◆ SET PROBLEM
Say how many lines in the data below contain the word "hire", and give no other text.

##############################

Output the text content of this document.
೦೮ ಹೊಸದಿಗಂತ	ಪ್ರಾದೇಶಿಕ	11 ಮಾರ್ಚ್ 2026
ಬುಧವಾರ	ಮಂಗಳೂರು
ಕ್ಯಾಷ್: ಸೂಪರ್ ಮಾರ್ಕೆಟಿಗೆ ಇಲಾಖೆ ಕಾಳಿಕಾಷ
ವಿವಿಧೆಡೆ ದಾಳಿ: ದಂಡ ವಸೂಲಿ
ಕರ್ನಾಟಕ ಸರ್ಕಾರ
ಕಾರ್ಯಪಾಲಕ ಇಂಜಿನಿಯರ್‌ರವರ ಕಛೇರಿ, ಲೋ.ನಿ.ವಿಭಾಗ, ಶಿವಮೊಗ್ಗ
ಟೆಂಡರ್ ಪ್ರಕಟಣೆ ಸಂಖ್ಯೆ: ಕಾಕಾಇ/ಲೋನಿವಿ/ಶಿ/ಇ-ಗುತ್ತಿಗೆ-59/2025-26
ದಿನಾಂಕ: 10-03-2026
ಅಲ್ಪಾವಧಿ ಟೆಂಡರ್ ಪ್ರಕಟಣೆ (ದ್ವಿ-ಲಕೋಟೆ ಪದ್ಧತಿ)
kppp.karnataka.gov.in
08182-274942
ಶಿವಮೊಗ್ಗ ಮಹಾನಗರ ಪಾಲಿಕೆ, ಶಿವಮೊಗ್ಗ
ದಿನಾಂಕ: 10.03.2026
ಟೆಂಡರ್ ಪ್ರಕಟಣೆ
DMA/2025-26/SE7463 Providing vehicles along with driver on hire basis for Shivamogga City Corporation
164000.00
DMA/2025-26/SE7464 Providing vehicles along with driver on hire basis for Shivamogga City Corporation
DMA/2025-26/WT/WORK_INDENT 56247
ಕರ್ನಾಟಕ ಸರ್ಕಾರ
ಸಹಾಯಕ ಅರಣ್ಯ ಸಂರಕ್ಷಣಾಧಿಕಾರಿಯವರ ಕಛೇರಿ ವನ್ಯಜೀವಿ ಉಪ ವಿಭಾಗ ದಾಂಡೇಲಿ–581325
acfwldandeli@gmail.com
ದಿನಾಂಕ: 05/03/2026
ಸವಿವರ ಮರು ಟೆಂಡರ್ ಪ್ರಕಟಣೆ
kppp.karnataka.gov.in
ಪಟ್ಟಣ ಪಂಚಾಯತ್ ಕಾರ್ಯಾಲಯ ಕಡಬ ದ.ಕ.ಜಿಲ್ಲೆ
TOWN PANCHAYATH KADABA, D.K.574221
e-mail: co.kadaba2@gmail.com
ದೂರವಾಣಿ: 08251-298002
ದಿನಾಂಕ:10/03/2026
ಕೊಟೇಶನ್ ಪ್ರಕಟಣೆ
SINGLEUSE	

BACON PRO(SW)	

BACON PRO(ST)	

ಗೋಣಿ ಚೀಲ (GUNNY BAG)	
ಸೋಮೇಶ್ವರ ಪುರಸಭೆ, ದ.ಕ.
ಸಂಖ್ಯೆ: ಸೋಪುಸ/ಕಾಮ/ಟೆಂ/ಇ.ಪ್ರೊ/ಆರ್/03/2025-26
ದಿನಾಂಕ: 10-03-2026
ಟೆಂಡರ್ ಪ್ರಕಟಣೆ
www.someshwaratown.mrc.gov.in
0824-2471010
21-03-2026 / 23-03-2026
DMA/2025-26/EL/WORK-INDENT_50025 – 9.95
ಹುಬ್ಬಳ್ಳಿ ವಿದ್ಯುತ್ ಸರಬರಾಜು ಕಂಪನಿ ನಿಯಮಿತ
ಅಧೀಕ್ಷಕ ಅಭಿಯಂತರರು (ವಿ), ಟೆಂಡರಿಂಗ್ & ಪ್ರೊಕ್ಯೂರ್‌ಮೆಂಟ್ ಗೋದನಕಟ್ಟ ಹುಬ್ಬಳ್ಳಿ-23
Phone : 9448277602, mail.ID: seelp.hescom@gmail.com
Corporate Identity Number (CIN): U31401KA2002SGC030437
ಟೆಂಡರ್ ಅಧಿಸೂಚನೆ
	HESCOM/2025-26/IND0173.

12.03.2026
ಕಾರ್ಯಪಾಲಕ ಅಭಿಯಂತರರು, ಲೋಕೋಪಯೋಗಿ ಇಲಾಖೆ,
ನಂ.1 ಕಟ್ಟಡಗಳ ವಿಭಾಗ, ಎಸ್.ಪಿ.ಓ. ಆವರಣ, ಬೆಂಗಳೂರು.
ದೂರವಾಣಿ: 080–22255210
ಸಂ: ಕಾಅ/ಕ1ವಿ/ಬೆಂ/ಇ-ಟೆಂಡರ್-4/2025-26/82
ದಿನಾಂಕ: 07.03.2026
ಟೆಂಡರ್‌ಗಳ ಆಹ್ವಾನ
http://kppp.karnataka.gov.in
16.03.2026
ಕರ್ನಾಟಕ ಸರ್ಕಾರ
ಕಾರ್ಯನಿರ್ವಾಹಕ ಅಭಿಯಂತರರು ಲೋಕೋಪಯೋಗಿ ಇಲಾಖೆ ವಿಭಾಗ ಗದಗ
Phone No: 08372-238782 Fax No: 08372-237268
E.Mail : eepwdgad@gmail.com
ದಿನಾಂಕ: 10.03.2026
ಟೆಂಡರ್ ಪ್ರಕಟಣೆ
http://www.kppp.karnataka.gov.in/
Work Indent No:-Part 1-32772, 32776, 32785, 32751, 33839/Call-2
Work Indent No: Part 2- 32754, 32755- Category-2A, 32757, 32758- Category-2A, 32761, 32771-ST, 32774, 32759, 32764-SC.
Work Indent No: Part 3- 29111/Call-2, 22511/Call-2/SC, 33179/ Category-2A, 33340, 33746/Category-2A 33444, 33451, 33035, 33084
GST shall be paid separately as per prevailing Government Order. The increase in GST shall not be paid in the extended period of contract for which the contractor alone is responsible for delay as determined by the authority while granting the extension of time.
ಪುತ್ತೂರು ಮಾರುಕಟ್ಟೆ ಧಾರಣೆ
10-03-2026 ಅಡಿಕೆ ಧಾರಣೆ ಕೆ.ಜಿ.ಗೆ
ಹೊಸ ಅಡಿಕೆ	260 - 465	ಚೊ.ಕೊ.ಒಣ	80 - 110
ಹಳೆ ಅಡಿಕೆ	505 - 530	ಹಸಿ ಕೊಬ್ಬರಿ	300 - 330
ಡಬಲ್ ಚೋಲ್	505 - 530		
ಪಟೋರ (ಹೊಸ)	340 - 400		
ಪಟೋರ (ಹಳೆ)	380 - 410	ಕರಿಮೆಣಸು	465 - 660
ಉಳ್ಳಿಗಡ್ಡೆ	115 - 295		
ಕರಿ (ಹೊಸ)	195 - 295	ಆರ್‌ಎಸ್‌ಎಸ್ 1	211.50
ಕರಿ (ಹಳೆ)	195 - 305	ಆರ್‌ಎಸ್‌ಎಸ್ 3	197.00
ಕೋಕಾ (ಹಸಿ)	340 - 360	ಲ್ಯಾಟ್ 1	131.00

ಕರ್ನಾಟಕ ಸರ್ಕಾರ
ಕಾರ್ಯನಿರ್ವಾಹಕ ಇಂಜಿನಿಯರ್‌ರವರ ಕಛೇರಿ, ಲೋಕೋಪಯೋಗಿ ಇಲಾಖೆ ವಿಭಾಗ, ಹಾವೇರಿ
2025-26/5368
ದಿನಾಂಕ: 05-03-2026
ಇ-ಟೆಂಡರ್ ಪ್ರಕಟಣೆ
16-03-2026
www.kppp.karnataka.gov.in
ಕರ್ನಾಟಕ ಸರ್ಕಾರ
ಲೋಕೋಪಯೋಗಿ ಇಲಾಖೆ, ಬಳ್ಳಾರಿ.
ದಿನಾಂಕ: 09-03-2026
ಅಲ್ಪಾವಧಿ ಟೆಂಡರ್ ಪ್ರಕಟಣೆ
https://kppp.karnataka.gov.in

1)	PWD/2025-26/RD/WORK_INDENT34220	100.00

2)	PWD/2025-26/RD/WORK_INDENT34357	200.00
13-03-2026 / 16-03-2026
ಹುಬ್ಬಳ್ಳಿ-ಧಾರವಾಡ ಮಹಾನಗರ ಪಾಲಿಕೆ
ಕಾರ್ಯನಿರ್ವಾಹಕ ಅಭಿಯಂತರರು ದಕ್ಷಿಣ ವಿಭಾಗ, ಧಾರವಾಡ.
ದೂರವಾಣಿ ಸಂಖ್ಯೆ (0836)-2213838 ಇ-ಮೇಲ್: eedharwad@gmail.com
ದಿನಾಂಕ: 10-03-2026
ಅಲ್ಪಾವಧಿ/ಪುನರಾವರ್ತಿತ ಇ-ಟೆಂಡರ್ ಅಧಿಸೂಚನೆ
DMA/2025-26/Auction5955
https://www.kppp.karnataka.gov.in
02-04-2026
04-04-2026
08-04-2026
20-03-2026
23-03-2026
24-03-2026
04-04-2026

##############################

◆ COMPLETE ANSWER
2